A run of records
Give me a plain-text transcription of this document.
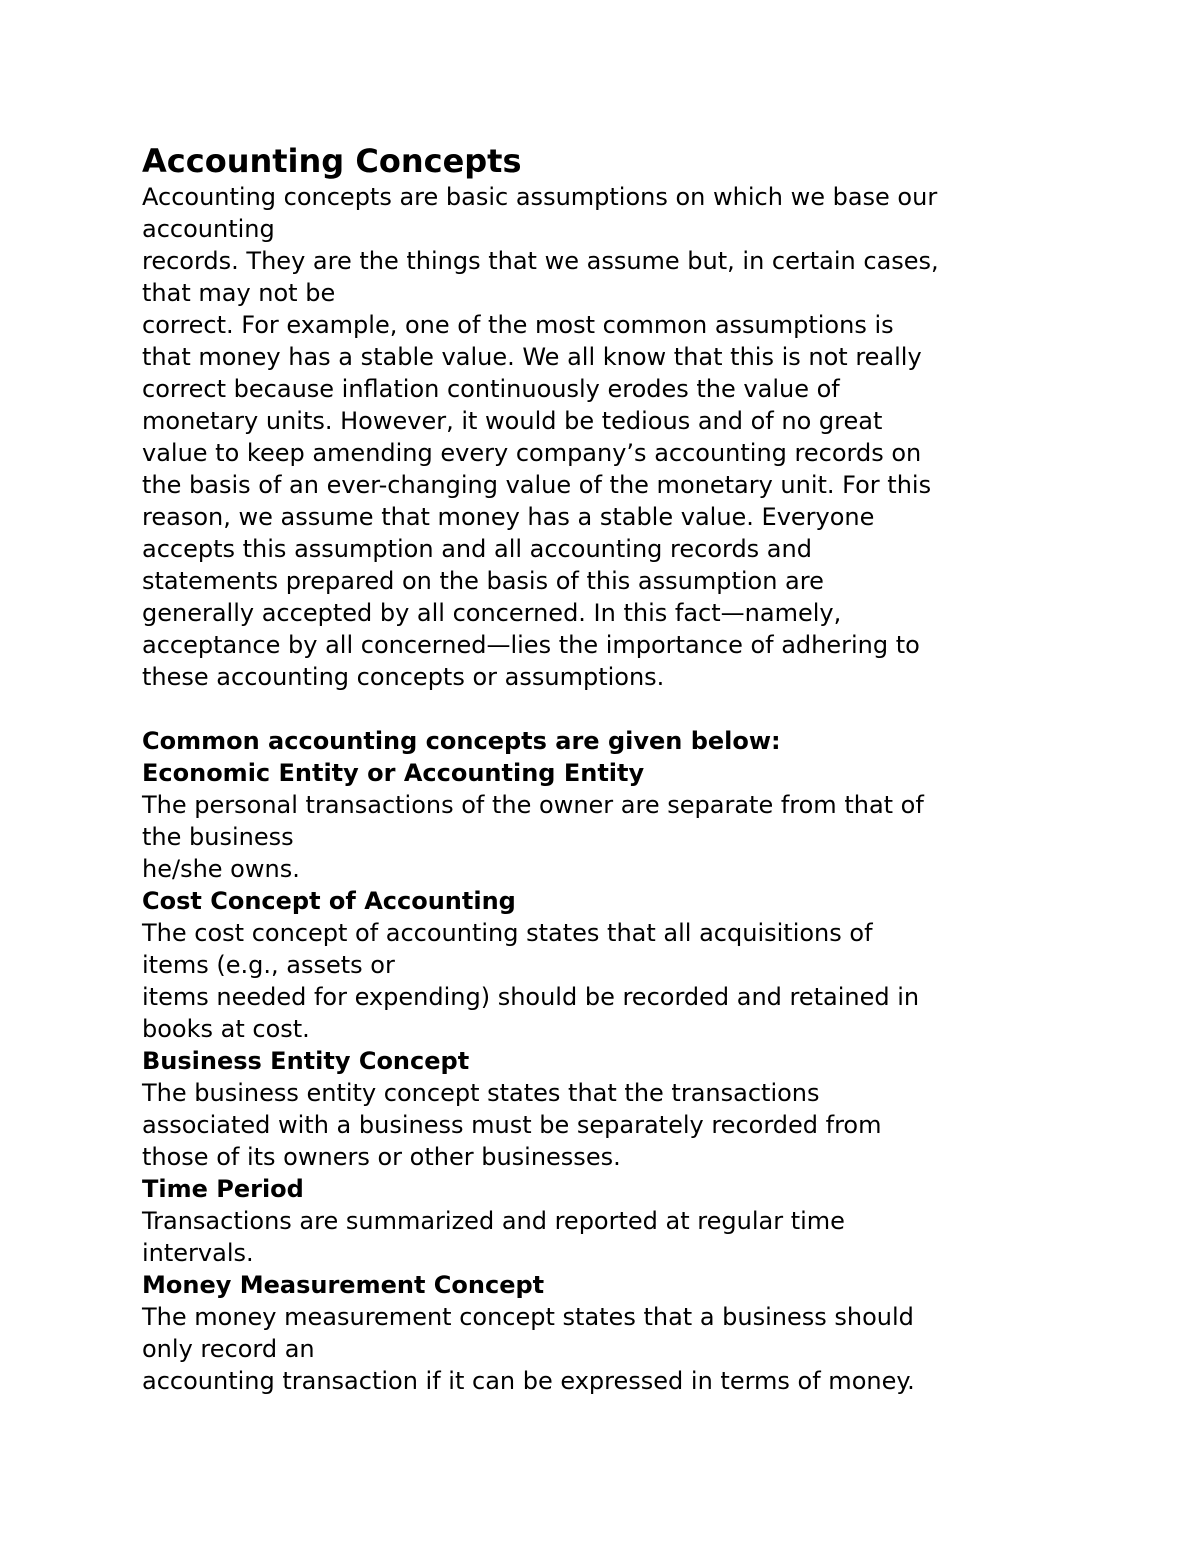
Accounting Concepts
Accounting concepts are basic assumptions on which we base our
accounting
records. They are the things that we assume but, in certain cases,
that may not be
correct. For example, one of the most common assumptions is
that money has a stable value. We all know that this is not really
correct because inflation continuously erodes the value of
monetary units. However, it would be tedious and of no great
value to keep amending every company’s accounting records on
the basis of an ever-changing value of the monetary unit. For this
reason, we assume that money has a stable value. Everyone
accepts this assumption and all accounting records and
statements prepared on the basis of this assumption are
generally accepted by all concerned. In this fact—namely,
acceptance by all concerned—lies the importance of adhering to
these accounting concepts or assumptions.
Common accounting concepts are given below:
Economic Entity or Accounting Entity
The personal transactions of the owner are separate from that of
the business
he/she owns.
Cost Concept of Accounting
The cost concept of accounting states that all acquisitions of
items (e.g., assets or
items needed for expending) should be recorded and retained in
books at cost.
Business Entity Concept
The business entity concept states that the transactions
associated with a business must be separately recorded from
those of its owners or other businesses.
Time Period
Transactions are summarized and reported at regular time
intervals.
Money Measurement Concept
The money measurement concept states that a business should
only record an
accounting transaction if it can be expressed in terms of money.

• Short exercise
The material above holds pictures; copy everything else in it exactly.

• Answer in full
Give me a plain-text transcription of this document.
Accounting Concepts
Accounting concepts are basic assumptions on which we base our
accounting
records. They are the things that we assume but, in certain cases,
that may not be
correct. For example, one of the most common assumptions is
that money has a stable value. We all know that this is not really
correct because inflation continuously erodes the value of
monetary units. However, it would be tedious and of no great
value to keep amending every company’s accounting records on
the basis of an ever-changing value of the monetary unit. For this
reason, we assume that money has a stable value. Everyone
accepts this assumption and all accounting records and
statements prepared on the basis of this assumption are
generally accepted by all concerned. In this fact—namely,
acceptance by all concerned—lies the importance of adhering to
these accounting concepts or assumptions.
Common accounting concepts are given below:
Economic Entity or Accounting Entity
The personal transactions of the owner are separate from that of
the business
he/she owns.
Cost Concept of Accounting
The cost concept of accounting states that all acquisitions of
items (e.g., assets or
items needed for expending) should be recorded and retained in
books at cost.
Business Entity Concept
The business entity concept states that the transactions
associated with a business must be separately recorded from
those of its owners or other businesses.
Time Period
Transactions are summarized and reported at regular time
intervals.
Money Measurement Concept
The money measurement concept states that a business should
only record an
accounting transaction if it can be expressed in terms of money.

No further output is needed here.